Region annotation records
---+---

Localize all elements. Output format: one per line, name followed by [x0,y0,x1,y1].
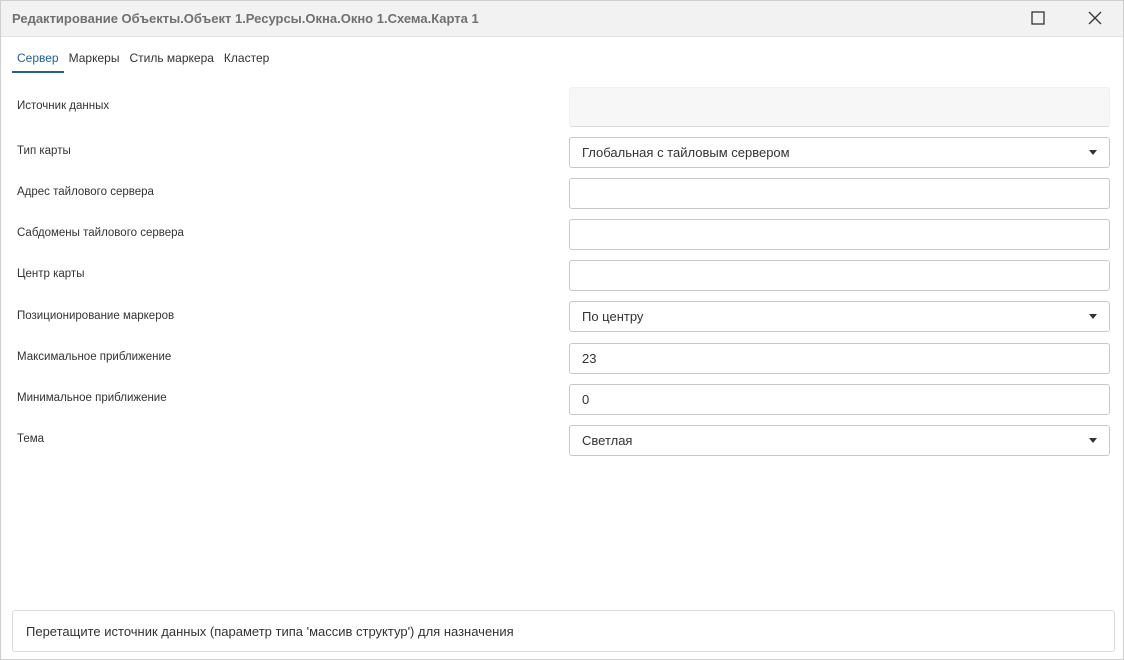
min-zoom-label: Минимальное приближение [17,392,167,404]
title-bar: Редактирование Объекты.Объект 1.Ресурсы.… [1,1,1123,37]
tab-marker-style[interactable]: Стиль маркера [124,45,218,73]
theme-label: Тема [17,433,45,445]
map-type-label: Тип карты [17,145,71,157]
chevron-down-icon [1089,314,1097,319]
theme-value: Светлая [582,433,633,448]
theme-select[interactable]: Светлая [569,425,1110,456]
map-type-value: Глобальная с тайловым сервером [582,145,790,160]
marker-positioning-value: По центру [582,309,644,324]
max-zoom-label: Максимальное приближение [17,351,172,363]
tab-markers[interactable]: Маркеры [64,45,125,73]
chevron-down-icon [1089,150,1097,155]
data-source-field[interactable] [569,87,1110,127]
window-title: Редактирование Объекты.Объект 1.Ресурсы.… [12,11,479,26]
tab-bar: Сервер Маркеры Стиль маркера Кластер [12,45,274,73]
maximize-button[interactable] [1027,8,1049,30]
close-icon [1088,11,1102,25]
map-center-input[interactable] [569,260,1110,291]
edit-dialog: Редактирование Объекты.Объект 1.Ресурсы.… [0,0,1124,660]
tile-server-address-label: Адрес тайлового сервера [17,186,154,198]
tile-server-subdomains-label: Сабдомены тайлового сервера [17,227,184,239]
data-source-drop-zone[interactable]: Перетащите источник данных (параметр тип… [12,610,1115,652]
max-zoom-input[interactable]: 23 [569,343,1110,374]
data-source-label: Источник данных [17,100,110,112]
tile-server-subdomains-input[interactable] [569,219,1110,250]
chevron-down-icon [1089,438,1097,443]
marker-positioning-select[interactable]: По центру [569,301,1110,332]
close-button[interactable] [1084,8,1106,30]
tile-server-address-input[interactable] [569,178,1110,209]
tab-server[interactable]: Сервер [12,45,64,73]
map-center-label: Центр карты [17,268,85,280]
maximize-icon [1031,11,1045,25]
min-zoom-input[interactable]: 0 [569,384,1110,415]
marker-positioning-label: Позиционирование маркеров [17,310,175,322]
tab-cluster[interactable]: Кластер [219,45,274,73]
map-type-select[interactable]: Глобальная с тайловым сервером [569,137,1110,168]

---+---

Stated task: Copy out every line of the rows above word for word, leaving out the picture lines.

Correct response:
Localize all elements. Output format: one per line, name followed by [x0,y0,x1,y1].
min-zoom-label: Минимальное приближение [17,392,167,404]
title-bar: Редактирование Объекты.Объект 1.Ресурсы.… [1,1,1123,37]
tab-marker-style[interactable]: Стиль маркера [124,45,218,73]
theme-label: Тема [17,433,45,445]
map-type-label: Тип карты [17,145,71,157]
chevron-down-icon [1089,314,1097,319]
theme-value: Светлая [582,433,633,448]
theme-select[interactable]: Светлая [569,425,1110,456]
map-type-value: Глобальная с тайловым сервером [582,145,790,160]
marker-positioning-value: По центру [582,309,644,324]
max-zoom-label: Максимальное приближение [17,351,172,363]
tab-markers[interactable]: Маркеры [64,45,125,73]
chevron-down-icon [1089,150,1097,155]
data-source-field[interactable] [569,87,1110,127]
window-title: Редактирование Объекты.Объект 1.Ресурсы.… [12,11,479,26]
tab-bar: Сервер Маркеры Стиль маркера Кластер [12,45,274,73]
maximize-button[interactable] [1027,8,1049,30]
close-icon [1088,11,1102,25]
map-center-input[interactable] [569,260,1110,291]
edit-dialog: Редактирование Объекты.Объект 1.Ресурсы.… [0,0,1124,660]
tile-server-address-label: Адрес тайлового сервера [17,186,154,198]
tile-server-subdomains-label: Сабдомены тайлового сервера [17,227,184,239]
data-source-drop-zone[interactable]: Перетащите источник данных (параметр тип… [12,610,1115,652]
max-zoom-input[interactable]: 23 [569,343,1110,374]
data-source-label: Источник данных [17,100,110,112]
tile-server-subdomains-input[interactable] [569,219,1110,250]
chevron-down-icon [1089,438,1097,443]
marker-positioning-select[interactable]: По центру [569,301,1110,332]
close-button[interactable] [1084,8,1106,30]
tile-server-address-input[interactable] [569,178,1110,209]
tab-server[interactable]: Сервер [12,45,64,73]
map-center-label: Центр карты [17,268,85,280]
maximize-icon [1031,11,1045,25]
min-zoom-input[interactable]: 0 [569,384,1110,415]
marker-positioning-label: Позиционирование маркеров [17,310,175,322]
tab-cluster[interactable]: Кластер [219,45,274,73]
map-type-select[interactable]: Глобальная с тайловым сервером [569,137,1110,168]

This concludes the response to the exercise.